(Stored entries)
□ □ □

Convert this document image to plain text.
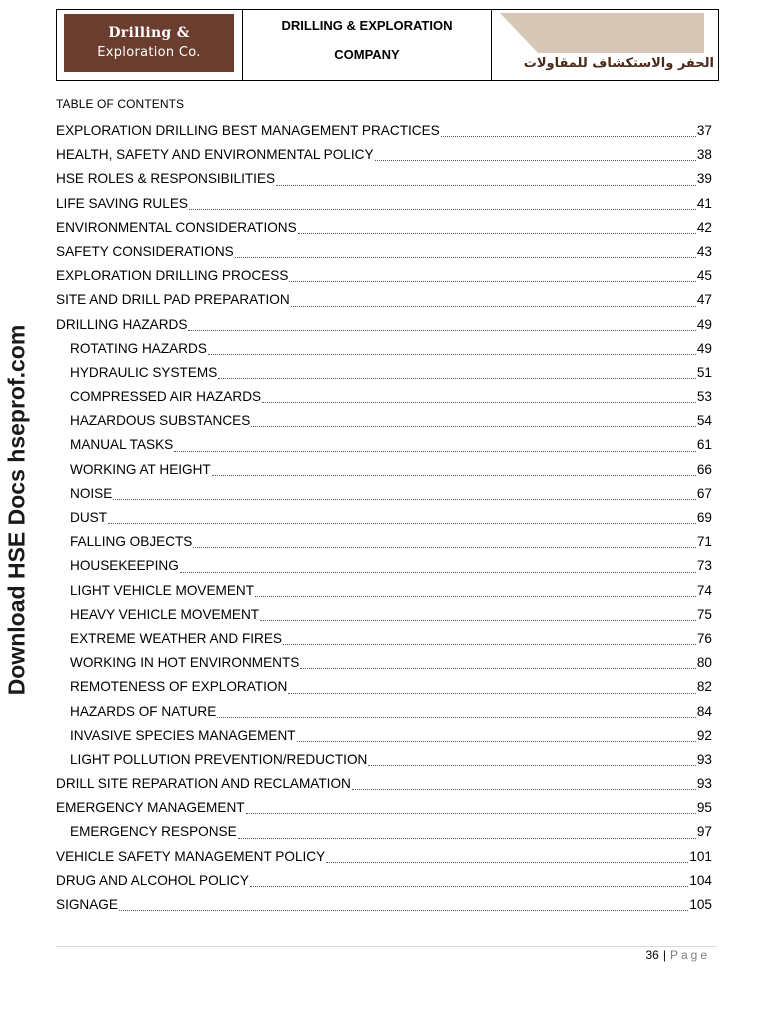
Download HSE Docs hseprof.com
Drilling &
Exploration Co.
DRILLING & EXPLORATION
COMPANY
الحفر والاستكشاف للمقاولات
TABLE OF CONTENTS
EXPLORATION DRILLING BEST MANAGEMENT PRACTICES	37
HEALTH, SAFETY AND ENVIRONMENTAL POLICY	38
HSE ROLES & RESPONSIBILITIES	39
LIFE SAVING RULES	41
ENVIRONMENTAL CONSIDERATIONS	42
SAFETY CONSIDERATIONS	43
EXPLORATION DRILLING PROCESS	45
SITE AND DRILL PAD PREPARATION	47
DRILLING HAZARDS	49
ROTATING HAZARDS	49
HYDRAULIC SYSTEMS	51
COMPRESSED AIR HAZARDS	53
HAZARDOUS SUBSTANCES	54
MANUAL TASKS	61
WORKING AT HEIGHT	66
NOISE	67
DUST	69
FALLING OBJECTS	71
HOUSEKEEPING	73
LIGHT VEHICLE MOVEMENT	74
HEAVY VEHICLE MOVEMENT	75
EXTREME WEATHER AND FIRES	76
WORKING IN HOT ENVIRONMENTS	80
REMOTENESS OF EXPLORATION	82
HAZARDS OF NATURE	84
INVASIVE SPECIES MANAGEMENT	92
LIGHT POLLUTION PREVENTION/REDUCTION	93
DRILL SITE REPARATION AND RECLAMATION	93
EMERGENCY MANAGEMENT	95
EMERGENCY RESPONSE	97
VEHICLE SAFETY MANAGEMENT POLICY	101
DRUG AND ALCOHOL POLICY	104
SIGNAGE	105
36 | Page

□ □ □

# Written problem
Determine the number of lines in these entries that contain the word "ENVIRONMENTAL", and write only that number.

# Worked solution
2